Check each line of the records below for the word "What" and copy those where it appears.

Data excerpts:
+++
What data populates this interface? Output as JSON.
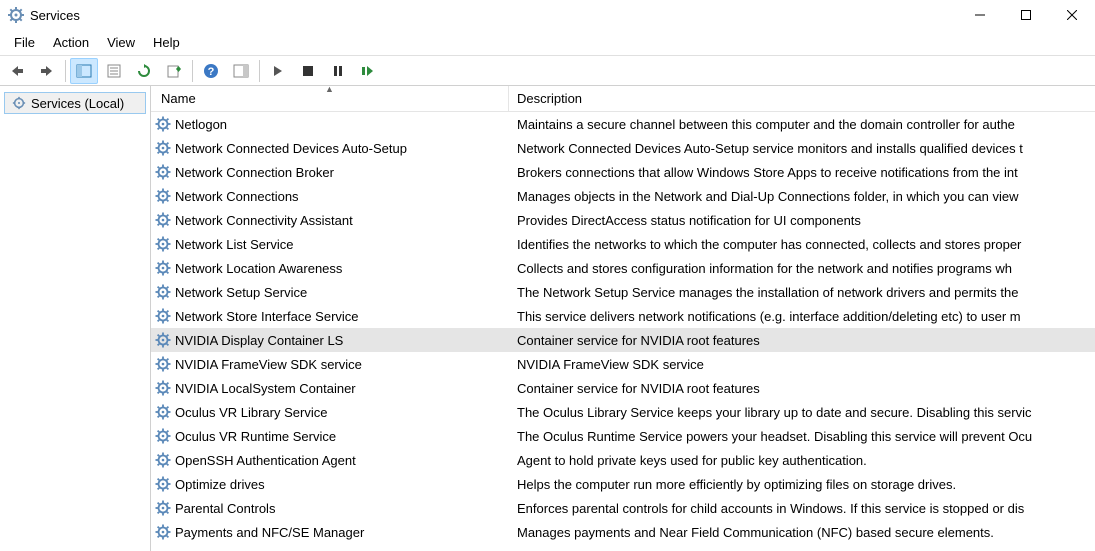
{
  "window": {
    "title": "Services"
  },
  "menu": {
    "file": "File",
    "action": "Action",
    "view": "View",
    "help": "Help"
  },
  "tree": {
    "root": "Services (Local)"
  },
  "columns": {
    "name": "Name",
    "description": "Description"
  },
  "services": [
    {
      "name": "Netlogon",
      "desc": "Maintains a secure channel between this computer and the domain controller for authe",
      "selected": false
    },
    {
      "name": "Network Connected Devices Auto-Setup",
      "desc": "Network Connected Devices Auto-Setup service monitors and installs qualified devices t",
      "selected": false
    },
    {
      "name": "Network Connection Broker",
      "desc": "Brokers connections that allow Windows Store Apps to receive notifications from the int",
      "selected": false
    },
    {
      "name": "Network Connections",
      "desc": "Manages objects in the Network and Dial-Up Connections folder, in which you can view",
      "selected": false
    },
    {
      "name": "Network Connectivity Assistant",
      "desc": "Provides DirectAccess status notification for UI components",
      "selected": false
    },
    {
      "name": "Network List Service",
      "desc": "Identifies the networks to which the computer has connected, collects and stores proper",
      "selected": false
    },
    {
      "name": "Network Location Awareness",
      "desc": "Collects and stores configuration information for the network and notifies programs wh",
      "selected": false
    },
    {
      "name": "Network Setup Service",
      "desc": "The Network Setup Service manages the installation of network drivers and permits the",
      "selected": false
    },
    {
      "name": "Network Store Interface Service",
      "desc": "This service delivers network notifications (e.g. interface addition/deleting etc) to user m",
      "selected": false
    },
    {
      "name": "NVIDIA Display Container LS",
      "desc": "Container service for NVIDIA root features",
      "selected": true
    },
    {
      "name": "NVIDIA FrameView SDK service",
      "desc": "NVIDIA FrameView SDK service",
      "selected": false
    },
    {
      "name": "NVIDIA LocalSystem Container",
      "desc": "Container service for NVIDIA root features",
      "selected": false
    },
    {
      "name": "Oculus VR Library Service",
      "desc": "The Oculus Library Service keeps your library up to date and secure. Disabling this servic",
      "selected": false
    },
    {
      "name": "Oculus VR Runtime Service",
      "desc": "The Oculus Runtime Service powers your headset. Disabling this service will prevent Ocu",
      "selected": false
    },
    {
      "name": "OpenSSH Authentication Agent",
      "desc": "Agent to hold private keys used for public key authentication.",
      "selected": false
    },
    {
      "name": "Optimize drives",
      "desc": "Helps the computer run more efficiently by optimizing files on storage drives.",
      "selected": false
    },
    {
      "name": "Parental Controls",
      "desc": "Enforces parental controls for child accounts in Windows. If this service is stopped or dis",
      "selected": false
    },
    {
      "name": "Payments and NFC/SE Manager",
      "desc": "Manages payments and Near Field Communication (NFC) based secure elements.",
      "selected": false
    }
  ]
}
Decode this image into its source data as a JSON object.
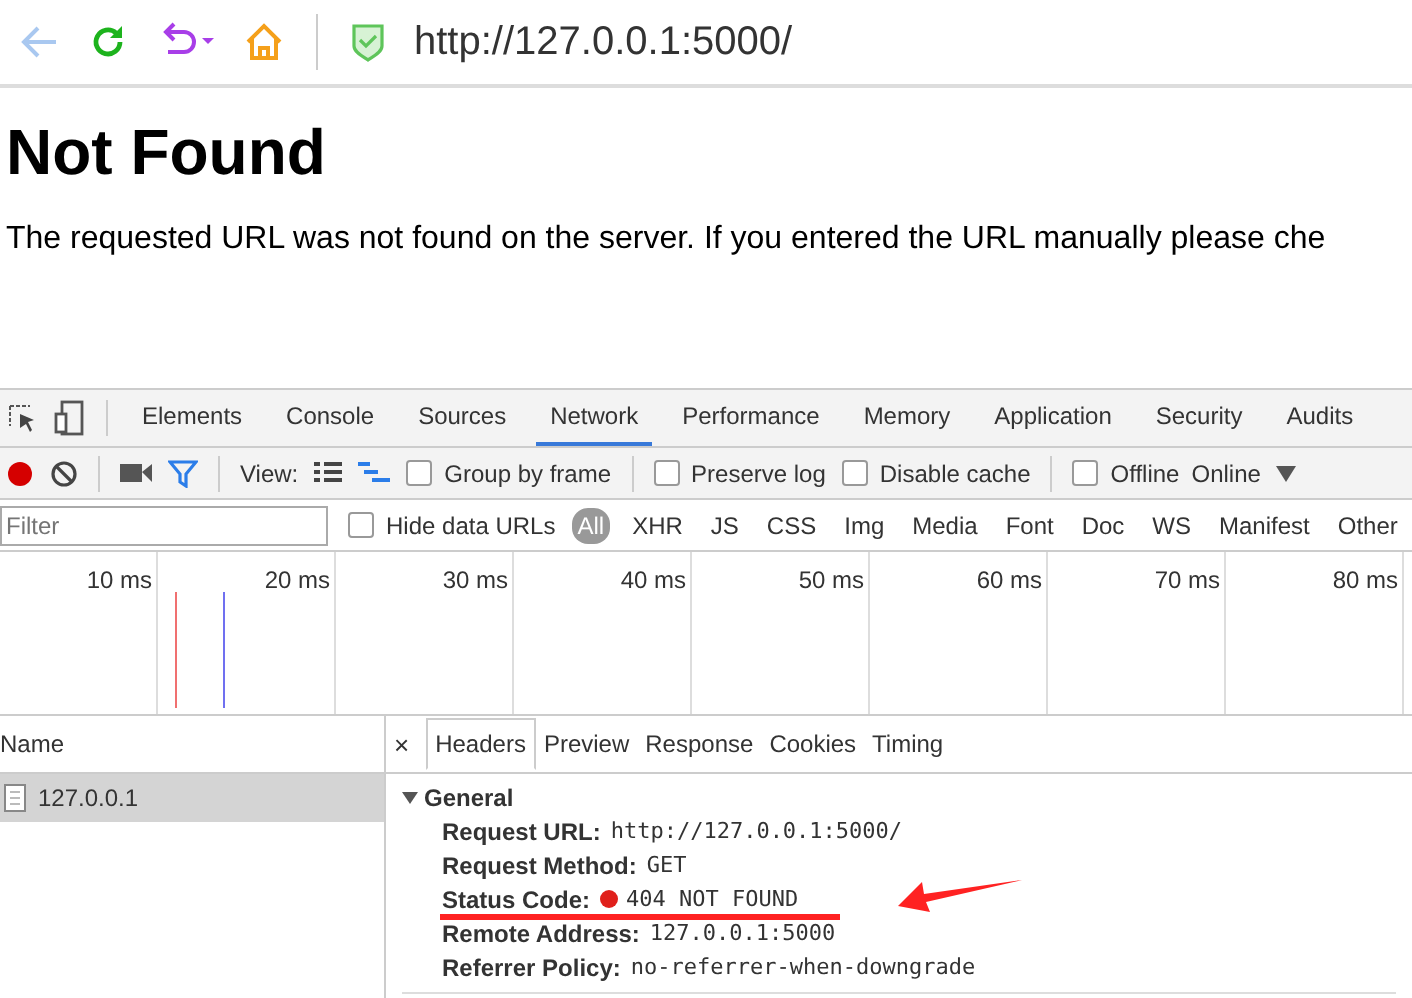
{
  "browser": {
    "url": "http://127.0.0.1:5000/"
  },
  "page": {
    "heading": "Not Found",
    "message": "The requested URL was not found on the server. If you entered the URL manually please che"
  },
  "devtools": {
    "tabs": [
      {
        "label": "Elements",
        "selected": false
      },
      {
        "label": "Console",
        "selected": false
      },
      {
        "label": "Sources",
        "selected": false
      },
      {
        "label": "Network",
        "selected": true
      },
      {
        "label": "Performance",
        "selected": false
      },
      {
        "label": "Memory",
        "selected": false
      },
      {
        "label": "Application",
        "selected": false
      },
      {
        "label": "Security",
        "selected": false
      },
      {
        "label": "Audits",
        "selected": false
      }
    ],
    "recording": true,
    "view_label": "View:",
    "options": [
      {
        "label": "Group by frame",
        "checked": false
      },
      {
        "label": "Preserve log",
        "checked": false
      },
      {
        "label": "Disable cache",
        "checked": false
      },
      {
        "label": "Offline",
        "checked": false
      }
    ],
    "throttle": "Online",
    "filter": {
      "placeholder": "Filter",
      "hide_data_urls": {
        "label": "Hide data URLs",
        "checked": false
      },
      "types": [
        {
          "label": "All",
          "selected": true
        },
        {
          "label": "XHR",
          "selected": false
        },
        {
          "label": "JS",
          "selected": false
        },
        {
          "label": "CSS",
          "selected": false
        },
        {
          "label": "Img",
          "selected": false
        },
        {
          "label": "Media",
          "selected": false
        },
        {
          "label": "Font",
          "selected": false
        },
        {
          "label": "Doc",
          "selected": false
        },
        {
          "label": "WS",
          "selected": false
        },
        {
          "label": "Manifest",
          "selected": false
        },
        {
          "label": "Other",
          "selected": false
        }
      ]
    },
    "timeline_ticks": [
      "10 ms",
      "20 ms",
      "30 ms",
      "40 ms",
      "50 ms",
      "60 ms",
      "70 ms",
      "80 ms"
    ],
    "requests": {
      "column": "Name",
      "rows": [
        {
          "name": "127.0.0.1",
          "selected": true
        }
      ]
    },
    "detail_close": "×",
    "detail_tabs": [
      {
        "label": "Headers",
        "selected": true
      },
      {
        "label": "Preview",
        "selected": false
      },
      {
        "label": "Response",
        "selected": false
      },
      {
        "label": "Cookies",
        "selected": false
      },
      {
        "label": "Timing",
        "selected": false
      }
    ],
    "general": {
      "title": "General",
      "expanded": true,
      "headers": [
        {
          "key": "Request URL:",
          "value": "http://127.0.0.1:5000/"
        },
        {
          "key": "Request Method:",
          "value": "GET"
        },
        {
          "key": "Status Code:",
          "value": "404 NOT FOUND",
          "color": "#e0201b"
        },
        {
          "key": "Remote Address:",
          "value": "127.0.0.1:5000"
        },
        {
          "key": "Referrer Policy:",
          "value": "no-referrer-when-downgrade"
        }
      ]
    }
  }
}
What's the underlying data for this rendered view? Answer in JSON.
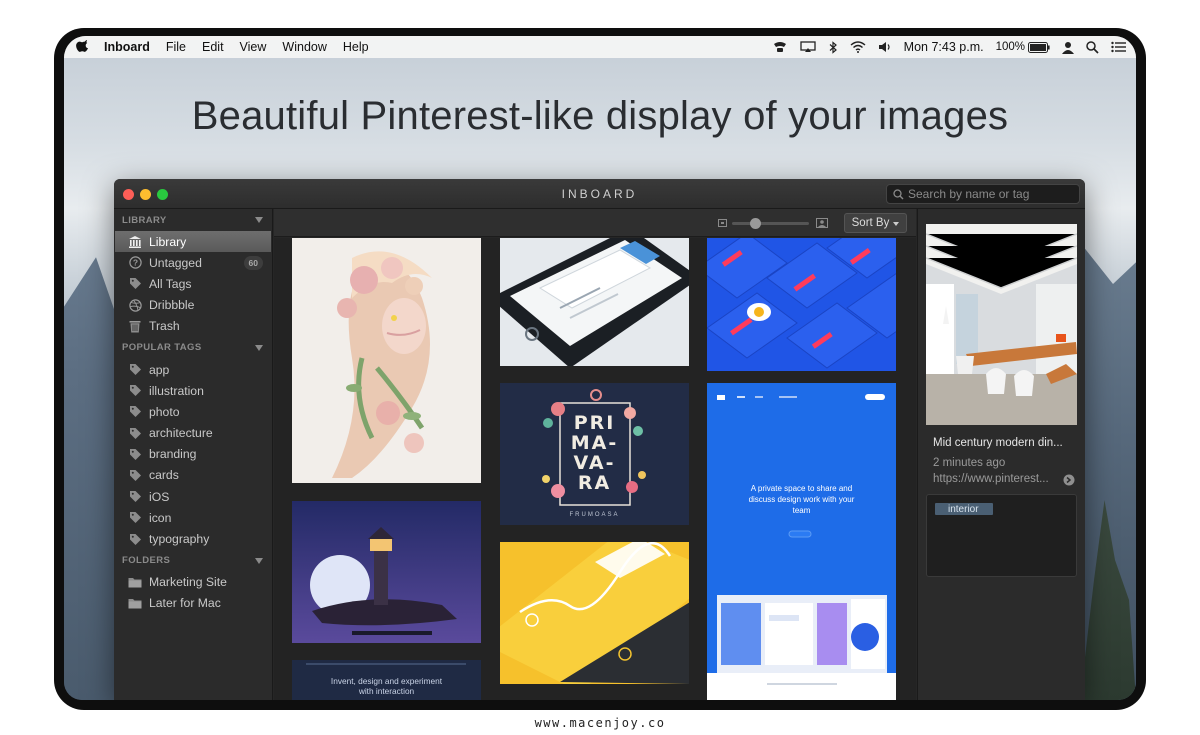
{
  "menubar": {
    "app_name": "Inboard",
    "menus": [
      "File",
      "Edit",
      "View",
      "Window",
      "Help"
    ],
    "clock": "Mon 7:43 p.m.",
    "battery": "100%"
  },
  "headline": "Beautiful Pinterest-like display of your images",
  "window": {
    "title": "INBOARD",
    "search_placeholder": "Search by name or tag",
    "sort_label": "Sort By"
  },
  "sidebar": {
    "library_header": "LIBRARY",
    "library": [
      {
        "label": "Library",
        "icon": "building-icon"
      },
      {
        "label": "Untagged",
        "icon": "question-icon",
        "badge": "60"
      },
      {
        "label": "All Tags",
        "icon": "tag-icon"
      },
      {
        "label": "Dribbble",
        "icon": "dribbble-icon"
      },
      {
        "label": "Trash",
        "icon": "trash-icon"
      }
    ],
    "tags_header": "POPULAR TAGS",
    "tags": [
      "app",
      "illustration",
      "photo",
      "architecture",
      "branding",
      "cards",
      "iOS",
      "icon",
      "typography"
    ],
    "folders_header": "FOLDERS",
    "folders": [
      "Marketing Site",
      "Later for Mac"
    ]
  },
  "grid": {
    "card_text": {
      "primavera_lines": [
        "PRI",
        "MA-",
        "VA-",
        "RA"
      ],
      "primavera_sub": "FRUMOASA",
      "blue_site_text": "A private space to share and discuss design work with your team",
      "invent_text": "Invent, design and experiment with interaction"
    }
  },
  "info": {
    "title": "Mid century modern din...",
    "time": "2 minutes ago",
    "url": "https://www.pinterest...",
    "tag": "interior"
  },
  "footer": "www.macenjoy.co",
  "colors": {
    "accent_blue": "#1e6be6",
    "yellow": "#f7c32a",
    "navy": "#232c45"
  }
}
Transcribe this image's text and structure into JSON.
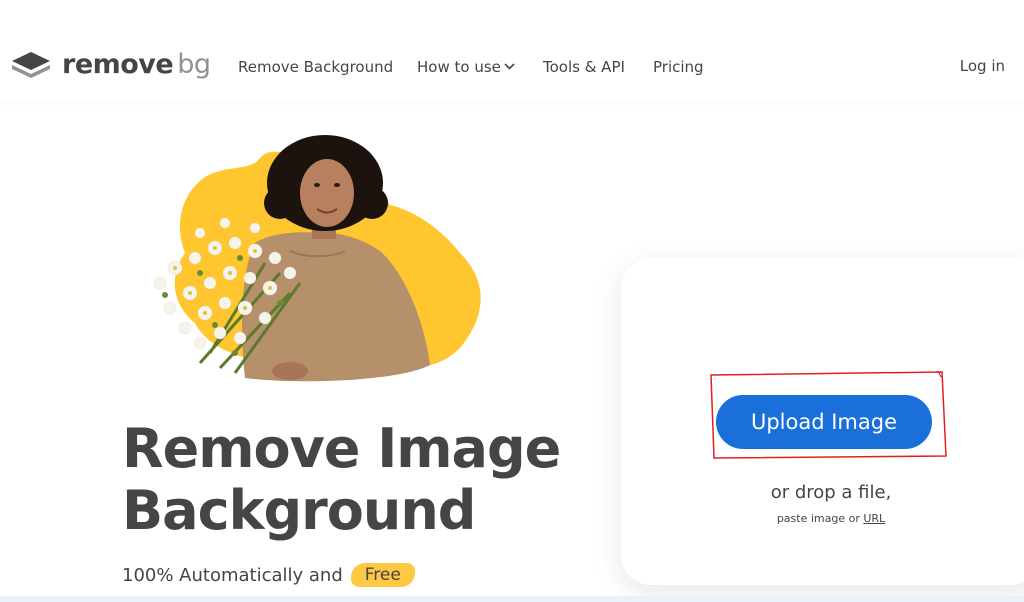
{
  "nav": {
    "logo_word1": "remove",
    "logo_word2": "bg",
    "links": [
      "Remove Background",
      "How to use",
      "Tools & API",
      "Pricing"
    ],
    "login": "Log in"
  },
  "hero": {
    "headline_line1": "Remove Image",
    "headline_line2": "Background",
    "subtitle": "100% Automatically and",
    "free_badge": "Free"
  },
  "upload": {
    "button_label": "Upload Image",
    "drop_text": "or drop a file,",
    "paste_text": "paste image or",
    "url_link": "URL"
  },
  "colors": {
    "accent": "#1a6fd9",
    "highlight": "#ffc843",
    "text": "#454545",
    "annotation": "#e0201e"
  }
}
+++
Output for this task ▸
What data populates this interface? Output as JSON.
What's the underlying data for this rendered view? Answer in JSON.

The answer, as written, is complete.